### LISTED RECORDS
--------------------

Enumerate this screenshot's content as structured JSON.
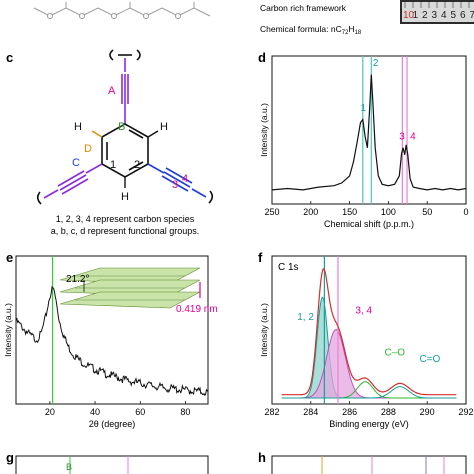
{
  "top": {
    "framework_label": "Carbon rich framework",
    "formula_prefix": "Chemical formula: nC",
    "formula_sub1": "72",
    "formula_h": "H",
    "formula_sub2": "18",
    "ruler_digits": [
      "10",
      "1",
      "2",
      "3",
      "4",
      "5",
      "6",
      "7"
    ]
  },
  "panel_c": {
    "letter": "c",
    "atom_labels": [
      "A",
      "B",
      "C",
      "D",
      "H",
      "H",
      "H",
      "1",
      "2",
      "3",
      "4"
    ],
    "caption_line1": "1, 2, 3, 4 represent carbon species",
    "caption_line2": "a, b, c, d represent functional groups.",
    "colors": {
      "A": "#e0009a",
      "B": "#2e8b2e",
      "C": "#1f3fd6",
      "D": "#e08a00",
      "bond": "#8a2be2",
      "ring": "#111111"
    }
  },
  "panel_d": {
    "letter": "d",
    "peak_labels": [
      "1",
      "2",
      "3",
      "4"
    ],
    "peak_label_colors": [
      "#1a9e9e",
      "#1a9e9e",
      "#e0009a",
      "#e0009a"
    ],
    "chart_data": {
      "type": "line",
      "xlabel": "Chemical shift (p.p.m.)",
      "ylabel": "Intensity (a.u.)",
      "xlim": [
        250,
        0
      ],
      "x_ticks": [
        250,
        200,
        150,
        100,
        50,
        0
      ],
      "reference_lines": [
        {
          "x": 133,
          "color": "#4fc3c3"
        },
        {
          "x": 122,
          "color": "#4fc3c3"
        },
        {
          "x": 82,
          "color": "#e880d0"
        },
        {
          "x": 76,
          "color": "#e880d0"
        }
      ],
      "series": [
        {
          "x": [
            250,
            230,
            210,
            190,
            170,
            160,
            150,
            145,
            140,
            136,
            133,
            130,
            127,
            124,
            122,
            120,
            117,
            113,
            108,
            100,
            92,
            86,
            83,
            81,
            79,
            77,
            75,
            72,
            68,
            60,
            50,
            40,
            30,
            20,
            10,
            0
          ],
          "y": [
            0.1,
            0.11,
            0.1,
            0.12,
            0.13,
            0.15,
            0.2,
            0.3,
            0.45,
            0.58,
            0.6,
            0.48,
            0.4,
            0.7,
            0.92,
            0.72,
            0.4,
            0.2,
            0.14,
            0.13,
            0.14,
            0.2,
            0.36,
            0.4,
            0.35,
            0.42,
            0.35,
            0.18,
            0.12,
            0.11,
            0.1,
            0.11,
            0.1,
            0.11,
            0.1,
            0.11
          ]
        }
      ]
    }
  },
  "panel_e": {
    "letter": "e",
    "angle_label": "21.2°",
    "spacing_label": "0.419 nm",
    "chart_data": {
      "type": "line",
      "xlabel": "2θ (degree)",
      "ylabel": "Intensity (a.u.)",
      "xlim": [
        5,
        90
      ],
      "x_ticks": [
        20,
        40,
        60,
        80
      ],
      "reference_lines": [
        {
          "x": 21.2,
          "color": "#33cc33"
        }
      ],
      "series": [
        {
          "x": [
            5,
            8,
            11,
            14,
            16,
            18,
            19,
            20,
            21,
            21.2,
            22,
            23,
            24,
            26,
            28,
            30,
            33,
            36,
            40,
            45,
            50,
            55,
            60,
            65,
            70,
            75,
            80,
            85,
            90
          ],
          "y": [
            0.72,
            0.66,
            0.6,
            0.56,
            0.6,
            0.74,
            0.84,
            0.94,
            0.99,
            1.0,
            0.97,
            0.86,
            0.74,
            0.6,
            0.5,
            0.44,
            0.38,
            0.34,
            0.3,
            0.26,
            0.23,
            0.2,
            0.18,
            0.16,
            0.14,
            0.13,
            0.12,
            0.11,
            0.1
          ]
        }
      ]
    }
  },
  "panel_f": {
    "letter": "f",
    "inner_title": "C 1s",
    "labels": [
      "1, 2",
      "3, 4",
      "C–O",
      "C=O"
    ],
    "label_colors": [
      "#1a9e9e",
      "#e0009a",
      "#2eb82e",
      "#1a9e9e"
    ],
    "chart_data": {
      "type": "line",
      "xlabel": "Binding energy (eV)",
      "ylabel": "Intensity (a.u.)",
      "xlim": [
        282,
        292
      ],
      "x_ticks": [
        282,
        284,
        286,
        288,
        290,
        292
      ],
      "reference_lines": [
        {
          "x": 284.7,
          "color": "#1a9e9e"
        },
        {
          "x": 285.4,
          "color": "#e880d0"
        }
      ],
      "components": [
        {
          "center": 284.6,
          "height": 0.62,
          "width": 0.55,
          "color": "#1a9e9e",
          "fill": "#8fd3c8"
        },
        {
          "center": 285.3,
          "height": 0.42,
          "width": 0.95,
          "color": "#c04fc0",
          "fill": "#e6a6e0"
        },
        {
          "center": 286.8,
          "height": 0.1,
          "width": 0.8,
          "color": "#2eb82e",
          "fill": "none"
        },
        {
          "center": 288.6,
          "height": 0.07,
          "width": 0.9,
          "color": "#1a9e9e",
          "fill": "none"
        }
      ]
    }
  },
  "panel_g": {
    "letter": "g",
    "label": "B"
  },
  "panel_h": {
    "letter": "h"
  }
}
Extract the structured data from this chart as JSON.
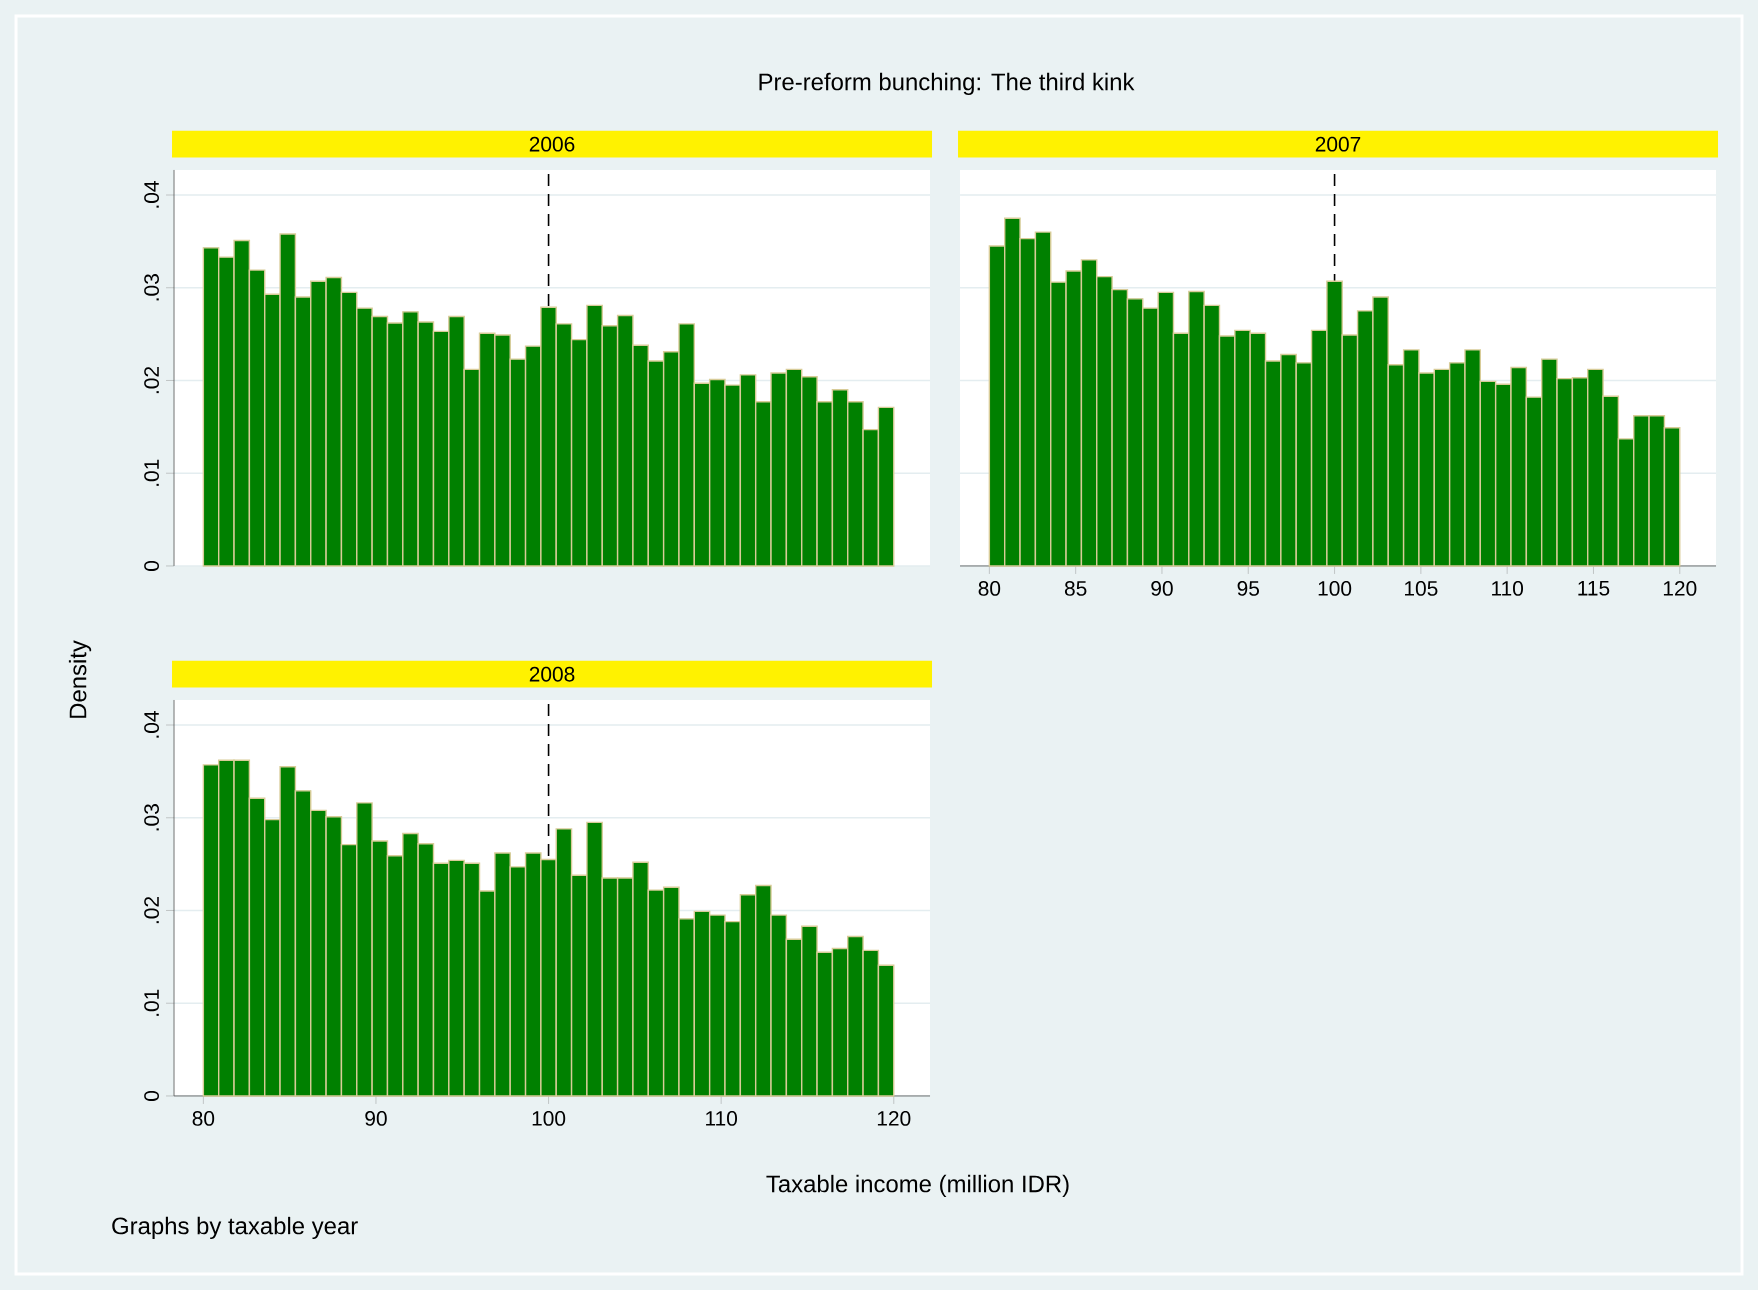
{
  "chart_data": [
    {
      "type": "histogram",
      "title": "2006",
      "ylabel": "Density",
      "annotations": [
        "Pre-reform bunching: The third kink"
      ],
      "color": "#008000",
      "bins": [
        80,
        80.889,
        81.778,
        82.667,
        83.556,
        84.444,
        85.333,
        86.222,
        87.111,
        88,
        88.889,
        89.778,
        90.667,
        91.556,
        92.444,
        93.333,
        94.222,
        95.111,
        96,
        96.889,
        97.778,
        98.667,
        99.556,
        100.444,
        101.333,
        102.222,
        103.111,
        104,
        104.889,
        105.778,
        106.667,
        107.556,
        108.444,
        109.333,
        110.222,
        111.111,
        112,
        112.889,
        113.778,
        114.667,
        115.556,
        116.444,
        117.333,
        118.222,
        119.111,
        120
      ],
      "values": [
        0.0343,
        0.0333,
        0.0351,
        0.0319,
        0.0293,
        0.0358,
        0.029,
        0.0307,
        0.0311,
        0.0295,
        0.0278,
        0.0269,
        0.0262,
        0.0274,
        0.0263,
        0.0253,
        0.0269,
        0.0212,
        0.0251,
        0.0249,
        0.0223,
        0.0237,
        0.0279,
        0.0261,
        0.0244,
        0.0281,
        0.0259,
        0.027,
        0.0238,
        0.0221,
        0.0231,
        0.0261,
        0.0197,
        0.0201,
        0.0195,
        0.0206,
        0.0177,
        0.0208,
        0.0212,
        0.0204,
        0.0177,
        0.019,
        0.0177,
        0.0147,
        0.0171
      ],
      "xlim": [
        78.3,
        122.1
      ],
      "ylim": [
        0,
        0.0427
      ],
      "yticks": [
        0,
        {
          "value": 0.01,
          "label": ".01"
        },
        {
          "value": 0.02,
          "label": ".02"
        },
        {
          "value": 0.03,
          "label": ".03"
        },
        {
          "value": 0.04,
          "label": ".04"
        }
      ],
      "tick_labels": "y",
      "grid": "y",
      "ref_lines": [
        {
          "axis": "x",
          "value": 100,
          "color": "#000000",
          "line_style": "dashed"
        }
      ]
    },
    {
      "type": "histogram",
      "title": "2007",
      "color": "#008000",
      "bins": [
        80,
        80.889,
        81.778,
        82.667,
        83.556,
        84.444,
        85.333,
        86.222,
        87.111,
        88,
        88.889,
        89.778,
        90.667,
        91.556,
        92.444,
        93.333,
        94.222,
        95.111,
        96,
        96.889,
        97.778,
        98.667,
        99.556,
        100.444,
        101.333,
        102.222,
        103.111,
        104,
        104.889,
        105.778,
        106.667,
        107.556,
        108.444,
        109.333,
        110.222,
        111.111,
        112,
        112.889,
        113.778,
        114.667,
        115.556,
        116.444,
        117.333,
        118.222,
        119.111,
        120
      ],
      "values": [
        0.0345,
        0.0375,
        0.0353,
        0.036,
        0.0306,
        0.0318,
        0.033,
        0.0312,
        0.0298,
        0.0288,
        0.0278,
        0.0295,
        0.0251,
        0.0296,
        0.0281,
        0.0248,
        0.0254,
        0.0251,
        0.0221,
        0.0228,
        0.0219,
        0.0254,
        0.0307,
        0.0249,
        0.0275,
        0.029,
        0.0217,
        0.0233,
        0.0208,
        0.0212,
        0.0219,
        0.0233,
        0.0199,
        0.0196,
        0.0214,
        0.0182,
        0.0223,
        0.0202,
        0.0203,
        0.0212,
        0.0183,
        0.0137,
        0.0162,
        0.0162,
        0.0149
      ],
      "xlim": [
        78.3,
        122.1
      ],
      "ylim": [
        0,
        0.0427
      ],
      "xticks": [
        80,
        85,
        90,
        95,
        100,
        105,
        110,
        115,
        120
      ],
      "yticks": [
        {
          "value": 0,
          "label": null
        },
        {
          "value": 0.01,
          "label": null
        },
        {
          "value": 0.02,
          "label": null
        },
        {
          "value": 0.03,
          "label": null
        },
        {
          "value": 0.04,
          "label": null
        }
      ],
      "tick_labels": "x",
      "grid": "y",
      "ref_lines": [
        {
          "axis": "x",
          "value": 100,
          "color": "#000000",
          "line_style": "dashed"
        }
      ]
    },
    {
      "type": "histogram",
      "title": "2008",
      "xlabel": "Taxable income (million IDR)",
      "annotations": [
        "Graphs by taxable year"
      ],
      "color": "#008000",
      "bins": [
        80,
        80.889,
        81.778,
        82.667,
        83.556,
        84.444,
        85.333,
        86.222,
        87.111,
        88,
        88.889,
        89.778,
        90.667,
        91.556,
        92.444,
        93.333,
        94.222,
        95.111,
        96,
        96.889,
        97.778,
        98.667,
        99.556,
        100.444,
        101.333,
        102.222,
        103.111,
        104,
        104.889,
        105.778,
        106.667,
        107.556,
        108.444,
        109.333,
        110.222,
        111.111,
        112,
        112.889,
        113.778,
        114.667,
        115.556,
        116.444,
        117.333,
        118.222,
        119.111,
        120
      ],
      "values": [
        0.0357,
        0.0362,
        0.0362,
        0.0321,
        0.0298,
        0.0355,
        0.0329,
        0.0308,
        0.0301,
        0.0271,
        0.0316,
        0.0275,
        0.0259,
        0.0283,
        0.0272,
        0.0251,
        0.0254,
        0.0251,
        0.0221,
        0.0262,
        0.0247,
        0.0262,
        0.0255,
        0.0288,
        0.0238,
        0.0295,
        0.0235,
        0.0235,
        0.0252,
        0.0222,
        0.0225,
        0.0191,
        0.0199,
        0.0195,
        0.0188,
        0.0217,
        0.0227,
        0.0195,
        0.0169,
        0.0183,
        0.0155,
        0.0159,
        0.0172,
        0.0157,
        0.0141
      ],
      "xlim": [
        78.3,
        122.1
      ],
      "ylim": [
        0,
        0.0427
      ],
      "xticks": [
        80,
        90,
        100,
        110,
        120
      ],
      "yticks": [
        0,
        {
          "value": 0.01,
          "label": ".01"
        },
        {
          "value": 0.02,
          "label": ".02"
        },
        {
          "value": 0.03,
          "label": ".03"
        },
        {
          "value": 0.04,
          "label": ".04"
        }
      ],
      "grid": "y",
      "ref_lines": [
        {
          "axis": "x",
          "value": 100,
          "color": "#000000",
          "line_style": "dashed"
        }
      ]
    }
  ]
}
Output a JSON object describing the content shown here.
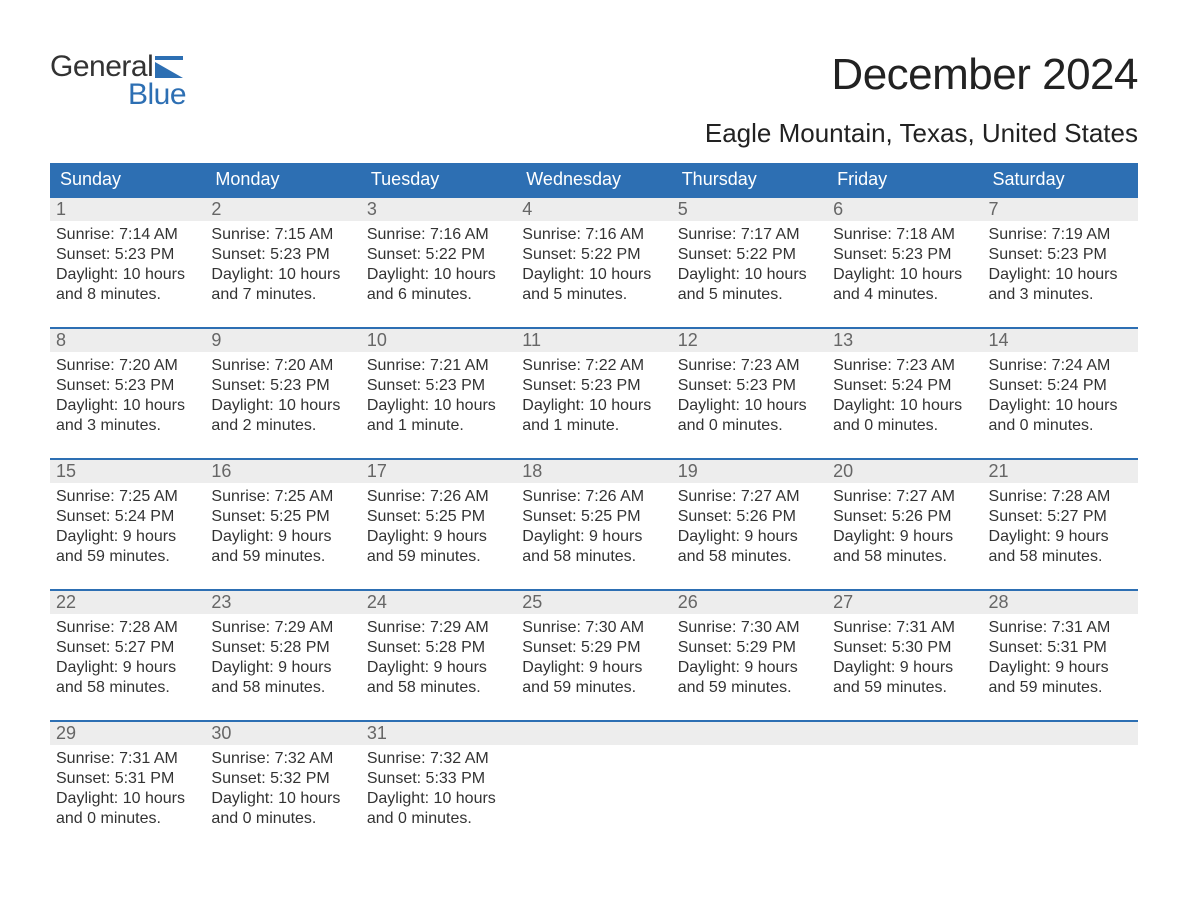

--------------------

### WHAT IS BEING ASKED
Find how many lines of the material carry the string "this". Only the number should be in the answer.

### EXPECTED OUTPUT
2